Given request >> Retype the data below without altering anything.

Source records >>
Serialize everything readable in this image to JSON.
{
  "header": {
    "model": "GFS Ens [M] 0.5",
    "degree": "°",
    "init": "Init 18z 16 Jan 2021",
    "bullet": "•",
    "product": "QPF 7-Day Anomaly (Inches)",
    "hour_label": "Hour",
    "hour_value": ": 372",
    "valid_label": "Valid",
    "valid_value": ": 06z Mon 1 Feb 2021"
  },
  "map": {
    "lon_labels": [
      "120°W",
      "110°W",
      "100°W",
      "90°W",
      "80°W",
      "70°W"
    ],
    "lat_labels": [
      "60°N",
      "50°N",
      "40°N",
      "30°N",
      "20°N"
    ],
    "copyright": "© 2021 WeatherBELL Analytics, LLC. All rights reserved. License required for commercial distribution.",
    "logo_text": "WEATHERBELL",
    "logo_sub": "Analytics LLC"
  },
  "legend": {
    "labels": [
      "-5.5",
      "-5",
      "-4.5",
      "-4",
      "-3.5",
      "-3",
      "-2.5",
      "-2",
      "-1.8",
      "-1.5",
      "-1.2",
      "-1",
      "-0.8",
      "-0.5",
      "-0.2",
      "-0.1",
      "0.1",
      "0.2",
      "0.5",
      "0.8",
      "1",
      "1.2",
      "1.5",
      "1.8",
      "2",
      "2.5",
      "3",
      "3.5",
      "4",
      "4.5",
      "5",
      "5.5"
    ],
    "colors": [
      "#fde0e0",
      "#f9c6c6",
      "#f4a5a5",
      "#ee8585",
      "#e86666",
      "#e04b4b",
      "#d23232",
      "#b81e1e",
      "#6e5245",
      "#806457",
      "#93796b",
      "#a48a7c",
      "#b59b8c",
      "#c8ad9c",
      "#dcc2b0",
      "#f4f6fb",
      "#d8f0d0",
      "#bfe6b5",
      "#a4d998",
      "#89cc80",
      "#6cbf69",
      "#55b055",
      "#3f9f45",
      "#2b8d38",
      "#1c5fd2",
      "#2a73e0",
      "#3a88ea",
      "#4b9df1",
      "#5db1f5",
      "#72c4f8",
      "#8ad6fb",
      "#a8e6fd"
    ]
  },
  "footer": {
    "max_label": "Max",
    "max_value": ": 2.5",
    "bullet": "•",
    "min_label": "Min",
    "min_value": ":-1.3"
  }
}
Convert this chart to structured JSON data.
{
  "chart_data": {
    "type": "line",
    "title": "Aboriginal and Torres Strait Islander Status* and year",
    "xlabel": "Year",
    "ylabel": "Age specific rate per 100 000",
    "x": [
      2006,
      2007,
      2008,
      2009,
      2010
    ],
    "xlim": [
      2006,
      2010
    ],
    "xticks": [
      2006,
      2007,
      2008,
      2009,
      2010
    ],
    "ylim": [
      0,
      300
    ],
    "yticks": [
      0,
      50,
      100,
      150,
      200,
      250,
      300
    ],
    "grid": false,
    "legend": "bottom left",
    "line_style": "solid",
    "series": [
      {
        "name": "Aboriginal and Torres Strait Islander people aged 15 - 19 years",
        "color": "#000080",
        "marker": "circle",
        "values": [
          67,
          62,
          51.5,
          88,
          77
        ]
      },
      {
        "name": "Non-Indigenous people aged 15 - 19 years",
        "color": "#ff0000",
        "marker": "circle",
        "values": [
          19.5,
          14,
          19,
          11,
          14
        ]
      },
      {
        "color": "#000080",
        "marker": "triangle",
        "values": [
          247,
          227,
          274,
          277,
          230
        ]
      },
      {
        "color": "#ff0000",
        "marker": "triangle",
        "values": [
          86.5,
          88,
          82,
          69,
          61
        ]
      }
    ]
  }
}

Correct output >>
Serialize everything readable in this image to JSON.
{
  "header": {
    "model": "GFS Ens [M] 0.5",
    "degree": "°",
    "init": "Init 18z 16 Jan 2021",
    "bullet": "•",
    "product": "QPF 7-Day Anomaly (Inches)",
    "hour_label": "Hour",
    "hour_value": ": 372",
    "valid_label": "Valid",
    "valid_value": ": 06z Mon 1 Feb 2021"
  },
  "map": {
    "lon_labels": [
      "120°W",
      "110°W",
      "100°W",
      "90°W",
      "80°W",
      "70°W"
    ],
    "lat_labels": [
      "60°N",
      "50°N",
      "40°N",
      "30°N",
      "20°N"
    ],
    "copyright": "© 2021 WeatherBELL Analytics, LLC. All rights reserved. License required for commercial distribution.",
    "logo_text": "WEATHERBELL",
    "logo_sub": "Analytics LLC"
  },
  "legend": {
    "labels": [
      "-5.5",
      "-5",
      "-4.5",
      "-4",
      "-3.5",
      "-3",
      "-2.5",
      "-2",
      "-1.8",
      "-1.5",
      "-1.2",
      "-1",
      "-0.8",
      "-0.5",
      "-0.2",
      "-0.1",
      "0.1",
      "0.2",
      "0.5",
      "0.8",
      "1",
      "1.2",
      "1.5",
      "1.8",
      "2",
      "2.5",
      "3",
      "3.5",
      "4",
      "4.5",
      "5",
      "5.5"
    ],
    "colors": [
      "#fde0e0",
      "#f9c6c6",
      "#f4a5a5",
      "#ee8585",
      "#e86666",
      "#e04b4b",
      "#d23232",
      "#b81e1e",
      "#6e5245",
      "#806457",
      "#93796b",
      "#a48a7c",
      "#b59b8c",
      "#c8ad9c",
      "#dcc2b0",
      "#f4f6fb",
      "#d8f0d0",
      "#bfe6b5",
      "#a4d998",
      "#89cc80",
      "#6cbf69",
      "#55b055",
      "#3f9f45",
      "#2b8d38",
      "#1c5fd2",
      "#2a73e0",
      "#3a88ea",
      "#4b9df1",
      "#5db1f5",
      "#72c4f8",
      "#8ad6fb",
      "#a8e6fd"
    ]
  },
  "footer": {
    "max_label": "Max",
    "max_value": ": 2.5",
    "bullet": "•",
    "min_label": "Min",
    "min_value": ":-1.3"
  }
}
Convert this chart to structured JSON data.
{
  "chart_data": {
    "type": "line",
    "title": "Aboriginal and Torres Strait Islander Status* and year",
    "xlabel": "Year",
    "ylabel": "Age specific rate per 100 000",
    "x": [
      2006,
      2007,
      2008,
      2009,
      2010
    ],
    "xlim": [
      2006,
      2010
    ],
    "xticks": [
      2006,
      2007,
      2008,
      2009,
      2010
    ],
    "ylim": [
      0,
      300
    ],
    "yticks": [
      0,
      50,
      100,
      150,
      200,
      250,
      300
    ],
    "grid": false,
    "legend": "bottom left",
    "line_style": "solid",
    "series": [
      {
        "name": "Aboriginal and Torres Strait Islander people aged 15 - 19 years",
        "color": "#000080",
        "marker": "circle",
        "values": [
          67,
          62,
          51.5,
          88,
          77
        ]
      },
      {
        "name": "Non-Indigenous people aged 15 - 19 years",
        "color": "#ff0000",
        "marker": "circle",
        "values": [
          19.5,
          14,
          19,
          11,
          14
        ]
      },
      {
        "color": "#000080",
        "marker": "triangle",
        "values": [
          247,
          227,
          274,
          277,
          230
        ]
      },
      {
        "color": "#ff0000",
        "marker": "triangle",
        "values": [
          86.5,
          88,
          82,
          69,
          61
        ]
      }
    ]
  }
}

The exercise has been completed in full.